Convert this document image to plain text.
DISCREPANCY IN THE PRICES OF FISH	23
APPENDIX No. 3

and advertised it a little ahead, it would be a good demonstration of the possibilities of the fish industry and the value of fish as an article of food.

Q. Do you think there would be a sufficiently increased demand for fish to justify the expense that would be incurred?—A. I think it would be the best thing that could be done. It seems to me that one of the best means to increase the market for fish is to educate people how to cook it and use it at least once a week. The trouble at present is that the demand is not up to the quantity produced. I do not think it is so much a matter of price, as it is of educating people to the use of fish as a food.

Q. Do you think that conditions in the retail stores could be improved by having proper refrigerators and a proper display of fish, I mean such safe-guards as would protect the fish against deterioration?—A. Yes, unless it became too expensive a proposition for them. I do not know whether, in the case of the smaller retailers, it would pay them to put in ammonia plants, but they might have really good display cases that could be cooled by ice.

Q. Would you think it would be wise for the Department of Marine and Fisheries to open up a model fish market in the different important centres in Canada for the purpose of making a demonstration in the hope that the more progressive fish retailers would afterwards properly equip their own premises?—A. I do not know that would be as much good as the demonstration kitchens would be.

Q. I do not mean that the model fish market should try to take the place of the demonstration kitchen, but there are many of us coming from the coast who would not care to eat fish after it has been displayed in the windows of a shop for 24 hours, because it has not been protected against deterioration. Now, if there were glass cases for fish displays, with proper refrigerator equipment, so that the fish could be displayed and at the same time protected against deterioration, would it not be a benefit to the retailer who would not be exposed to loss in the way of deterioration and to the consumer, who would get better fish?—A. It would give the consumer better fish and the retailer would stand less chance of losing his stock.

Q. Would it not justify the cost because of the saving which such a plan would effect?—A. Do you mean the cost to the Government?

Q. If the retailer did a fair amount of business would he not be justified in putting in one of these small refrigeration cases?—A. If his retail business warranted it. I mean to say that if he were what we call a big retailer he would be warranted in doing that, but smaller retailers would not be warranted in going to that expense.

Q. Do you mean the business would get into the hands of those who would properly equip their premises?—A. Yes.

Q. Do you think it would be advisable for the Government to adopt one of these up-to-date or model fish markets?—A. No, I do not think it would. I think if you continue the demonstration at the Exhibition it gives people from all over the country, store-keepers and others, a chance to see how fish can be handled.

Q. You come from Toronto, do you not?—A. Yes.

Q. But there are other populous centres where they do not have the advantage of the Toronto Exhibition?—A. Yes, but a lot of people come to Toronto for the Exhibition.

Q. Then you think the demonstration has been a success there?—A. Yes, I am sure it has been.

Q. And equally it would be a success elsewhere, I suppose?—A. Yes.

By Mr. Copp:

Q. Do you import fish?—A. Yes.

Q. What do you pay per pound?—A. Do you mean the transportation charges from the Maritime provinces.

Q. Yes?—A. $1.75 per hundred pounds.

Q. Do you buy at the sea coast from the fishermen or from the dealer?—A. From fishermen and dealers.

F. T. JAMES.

:::::

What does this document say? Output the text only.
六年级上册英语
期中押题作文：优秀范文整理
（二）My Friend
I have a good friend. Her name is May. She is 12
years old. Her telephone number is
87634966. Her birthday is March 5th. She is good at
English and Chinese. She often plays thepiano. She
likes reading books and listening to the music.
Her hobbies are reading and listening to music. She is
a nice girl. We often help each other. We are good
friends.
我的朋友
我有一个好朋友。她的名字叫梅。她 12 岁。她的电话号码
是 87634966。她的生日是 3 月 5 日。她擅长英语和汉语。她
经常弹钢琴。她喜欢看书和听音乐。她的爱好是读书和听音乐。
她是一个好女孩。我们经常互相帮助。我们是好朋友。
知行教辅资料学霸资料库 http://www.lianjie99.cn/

:::::

From the data, collect all lines where the string "Exhibition" appears.

Solved problem –
Q. Do you think it would be advisable for the Government to adopt one of these up-to-date or model fish markets?—A. No, I do not think it would. I think if you continue the demonstration at the Exhibition it gives people from all over the country, store-keepers and others, a chance to see how fish can be handled.
Q. But there are other populous centres where they do not have the advantage of the Toronto Exhibition?—A. Yes, but a lot of people come to Toronto for the Exhibition.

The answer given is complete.